** Start Excerpted passage **
Bullish clean products market fails to translate into tanker earnings
Owners of clean product carriers must be wondering why, if the products story is so apparently good, it is not translating to benefits on the water.

Average MR earnings this year have been far weaker than last year - around $9,500 a day so far, against more than $13,000 a day last year, according to Clarkson Research figures.

On the demand side, global seaborne products trade has been growing year-on-year since 2000 with a slight dip in 2012 - a three percent compound annual growth rate (CAGR) to 2003 for clean products, followed by an apparently spectacular six percent CAGR through 2013 according to New York marine services group McQuilling. Growth in the fleet has been relatively modest while the extraordinary expansion of products from the revitalised US refinery industry on the back of the shale oil revolution was supposed to underpin the products story.

In fact, a careful recent analysis by McQuilling shows that changes in clean product trades worldwide have actually destroyed demand for product tankers since 2010. If you look at product tanker demand in terms of ton-miles, a decade's rapid expansion ground to a halt from 2010. Looked at another way, average trade lengths have been falling globally since 2010. Average trade lengths for rest-of-the-world product trades fell precipitously from 2010 while product trade lengths from North America, of course, rose. Based on the growth in North American exports and the previous growth trend in overall demand, we should have seen a 127bn ton-mile increase in rest-of-the-world demand. In fact it has fallen by 36bn ton-miles, according to McQuilling.

Of course the worry will be that a now very large MR orderbook has been sparked by a faulty reading of the US product export explosion leading to a potentially greater imbalance in the market as demand growth fails to keep up with supply growth.
** End Excerpted passage **
** Start Entries supplied **
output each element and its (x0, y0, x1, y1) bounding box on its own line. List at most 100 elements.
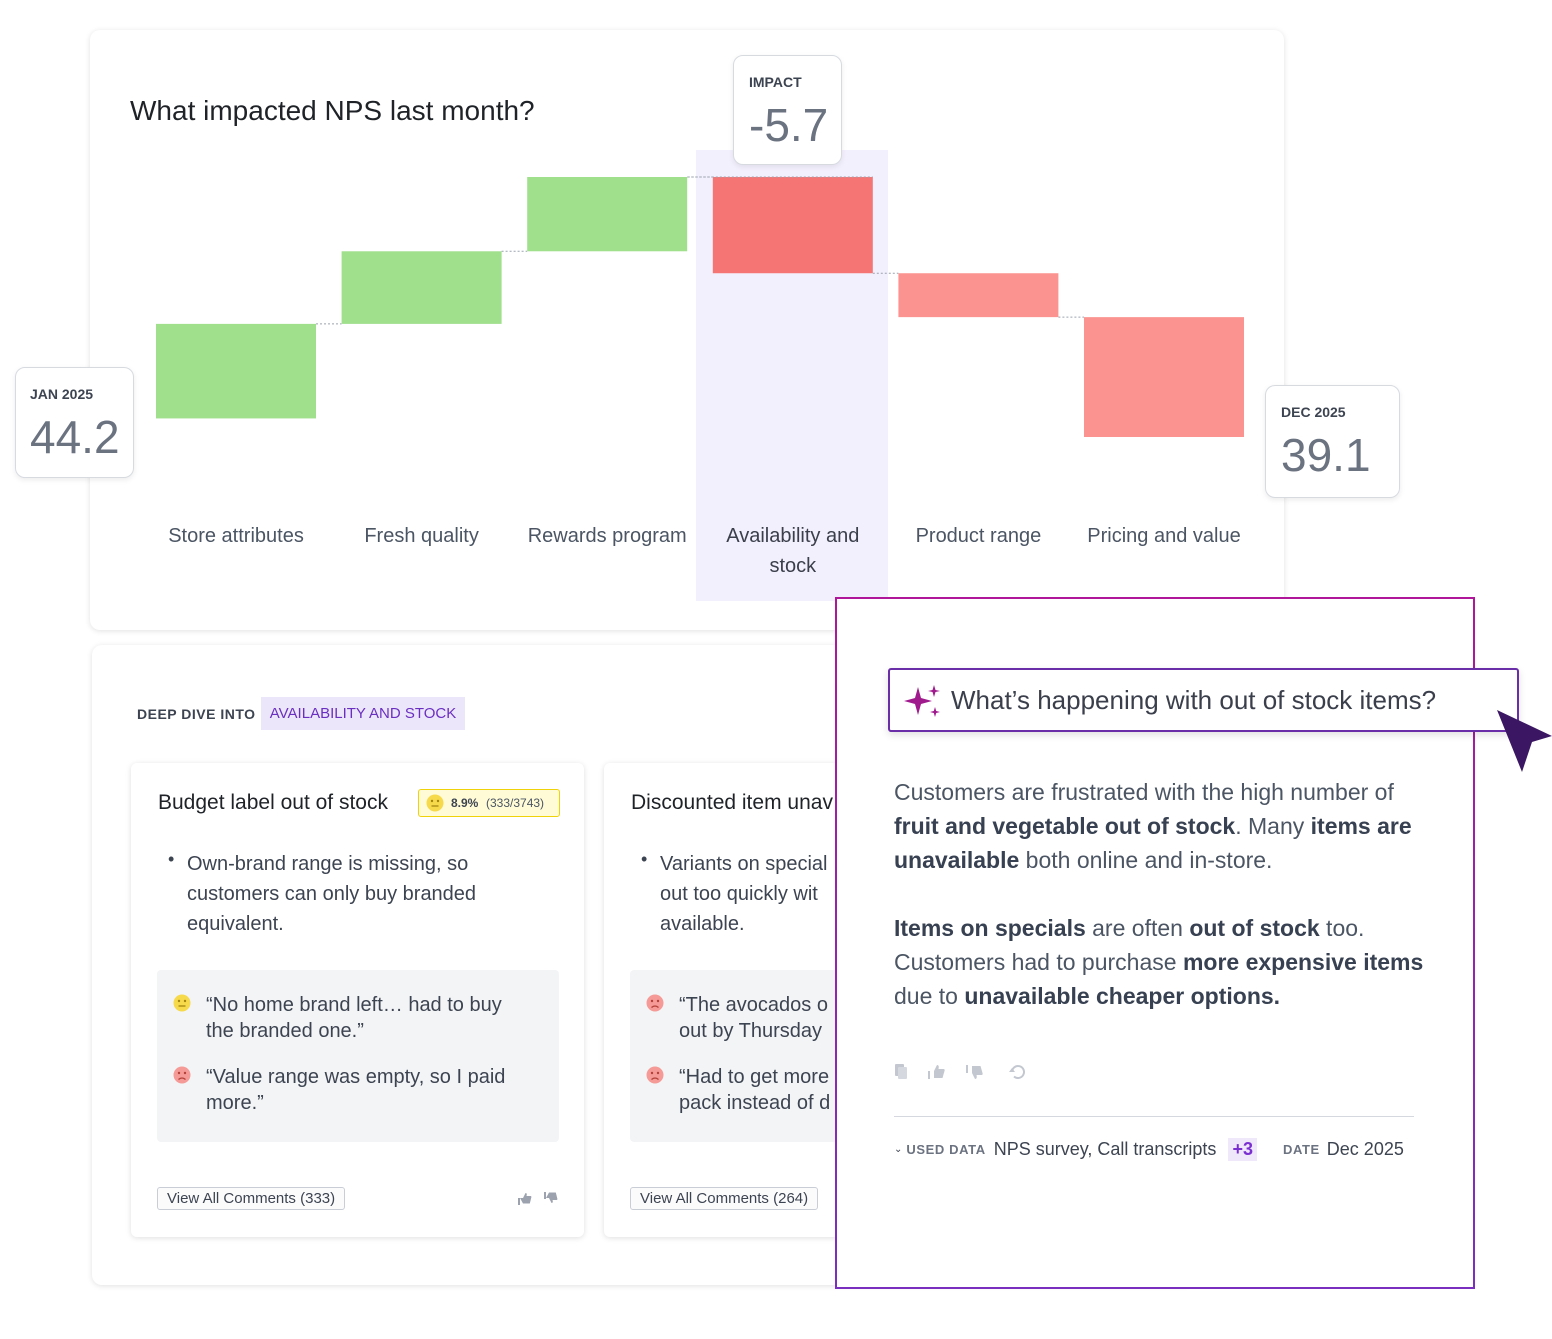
answer-paragraph: Customers are frustrated with the high n… (894, 775, 1434, 877)
mouth (651, 1005, 659, 1009)
bullet-line: Variants on special (660, 853, 828, 875)
question: What’s happening with out of stock items… (951, 685, 1437, 715)
used-data: NPS survey, Call transcripts (993, 1139, 1217, 1159)
eye (430, 799, 434, 803)
quote-line: “Value range was empty, so I paid (206, 1066, 506, 1088)
start-label: JAN 2025 (30, 386, 94, 402)
text: too. Customers had to purchase (894, 915, 1365, 975)
answer-paragraph: Items on specials are often out of stock… (894, 911, 1434, 1013)
quote-line: the branded one.” (206, 1020, 364, 1042)
badge-count: (333/3743) (486, 796, 545, 810)
dislike-icon[interactable] (966, 1065, 983, 1079)
text: both online and in-store. (1019, 847, 1273, 873)
category-label: Rewards program (527, 525, 687, 547)
bullet-dot: • (641, 849, 648, 869)
end-label: DEC 2025 (1281, 404, 1346, 420)
date: Dec 2025 (1326, 1139, 1404, 1159)
bar (156, 323, 316, 419)
quote-box: “No home brand left… had to buy the brand… (157, 970, 559, 1142)
eye (656, 999, 660, 1003)
end-value: 39.1 (1281, 429, 1371, 481)
date-label: DATE (1282, 1142, 1320, 1157)
quote-line: “No home brand left… had to buy (206, 994, 502, 1016)
bar (712, 177, 873, 274)
emoji-neutral (173, 994, 191, 1012)
text: . Many (1235, 813, 1311, 839)
emoji-sad (173, 1066, 191, 1084)
category-label: Product range (915, 525, 1042, 547)
bar (898, 273, 1059, 318)
quote-line: more.” (206, 1092, 264, 1114)
text: Customers are frustrated with the high n… (894, 779, 1394, 805)
category-label: Fresh quality (364, 525, 479, 547)
quote-line: out by Thursday (679, 1020, 823, 1042)
eye (436, 799, 440, 803)
like-icon (518, 1193, 532, 1205)
bullet-line: available. (660, 913, 745, 935)
emphasis: out of stock (1189, 915, 1320, 941)
bullet-line: customers can only buy branded (187, 883, 477, 905)
badge-percent: 8.9% (451, 796, 479, 810)
bar (527, 177, 688, 252)
answer: Customers are frustrated with the high n… (894, 775, 1434, 1047)
card-title: Budget label out of stock (158, 791, 388, 814)
eye (650, 999, 654, 1003)
emoji-sad (646, 1066, 664, 1084)
bullet-line: out too quickly wit (660, 883, 818, 905)
regenerate-icon[interactable] (1011, 1065, 1025, 1080)
category-label: Pricing and value (1087, 525, 1241, 547)
deep-dive-label: DEEP DIVE INTO (137, 706, 256, 722)
feedback-icons (895, 1064, 1025, 1080)
emoji-sad (646, 994, 664, 1012)
start-callout: JAN 2025 44.2 (15, 367, 134, 478)
end-callout: DEC 2025 39.1 (1265, 385, 1400, 498)
view-comments-button[interactable]: View All Comments (264) (630, 1187, 819, 1210)
chart (156, 176, 1244, 437)
text: due to (894, 983, 965, 1009)
card-feedback-icons (518, 1192, 558, 1205)
bar (341, 251, 502, 324)
bullet-line: Own-brand range is missing, so (187, 853, 469, 875)
face (646, 1066, 664, 1084)
comment-card: Budget label out of stock 8.9% (333/3743) •… (131, 763, 584, 1237)
sources: ⌄ USED DATA NPS survey, Call transcripts… (894, 1138, 1404, 1161)
sparkle-icon (904, 685, 940, 717)
emphasis: fruit and vegetable out of stock (894, 813, 1236, 839)
quote-line: “Had to get more (679, 1066, 830, 1088)
text: are often (1085, 915, 1190, 941)
mouth (178, 1077, 186, 1081)
emphasis: more expensive items (1182, 949, 1424, 975)
eye (183, 1071, 187, 1075)
quote-line: “The avocados o (679, 994, 828, 1016)
mouth (651, 1077, 659, 1081)
bar (1084, 317, 1244, 437)
category-label: Availability and stock (726, 525, 860, 577)
divider (894, 1116, 1414, 1117)
more-sources[interactable]: +3 (1228, 1138, 1257, 1161)
impact-callout: IMPACT -5.7 (733, 55, 842, 165)
eye (177, 999, 181, 1003)
used-data-label[interactable]: USED DATA (906, 1142, 986, 1157)
view-comments-button[interactable]: View All Comments (333) (157, 1187, 346, 1210)
like-icon[interactable] (928, 1065, 945, 1079)
start-value: 44.2 (30, 411, 120, 463)
face (646, 994, 664, 1012)
impact-label: IMPACT (749, 74, 802, 90)
deep-dive-topic: AVAILABILITY AND STOCK (261, 697, 465, 730)
badge: 8.9% (333/3743) (418, 789, 560, 817)
category-label: Store attributes (168, 525, 304, 547)
bullet-line: equivalent. (187, 913, 284, 935)
face (173, 994, 191, 1012)
eye (656, 1071, 660, 1075)
cursor (1497, 710, 1552, 772)
dislike-icon (544, 1192, 558, 1203)
eye (183, 999, 187, 1003)
face (426, 794, 444, 812)
question-box[interactable]: What’s happening with out of stock items… (888, 668, 1519, 732)
impact-value: -5.7 (749, 99, 829, 151)
emphasis: unavailable cheaper options. (964, 983, 1281, 1009)
emphasis: Items on specials (894, 915, 1086, 941)
card-title: Discounted item unav (631, 791, 833, 814)
bullet-dot: • (168, 849, 175, 869)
** End Entries supplied **
• **Requests**:
[1] Answer these questions from the tanker earnings article:
(a) What have average MR earnings been this year so far, according to Clarkson Research figures?
(b) What compound annual growth rate did clean products show through 2013, according to McQuilling?
(c) By how much has rest-of-the-world demand fallen, according to McQuilling?
[2] Please rewrite the stretch of the tanker earnings article from "In fact, a careful" through "according to McQuilling.", swapping "precipitously" for "sharply".
[3] List each distinct year mentioned in the tanker earnings article.
The rows have nothing to do with the tanker earnings article.

• **Answers for this exercise**:
[1]
(a) Around $9,500 a day.
(b) Six percent.
(c) By 36bn ton-miles.

[2]
In fact, a careful recent analysis by McQuilling shows that changes in clean product trades worldwide have actually destroyed demand for product tankers since 2010. If you look at product tanker demand in terms of ton-miles, a decade's rapid expansion ground to a halt from 2010. Looked at another way, average trade lengths have been falling globally since 2010. Average trade lengths for rest-of-the-world product trades fell sharply from 2010 while product trade lengths from North America, of course, rose. Based on the growth in North American exports and the previous growth trend in overall demand, we should have seen a 127bn ton-mile increase in rest-of-the-world demand. In fact it has fallen by 36bn ton-miles, according to McQuilling.

[3] 2000, 2012, 2003, 2013, 2010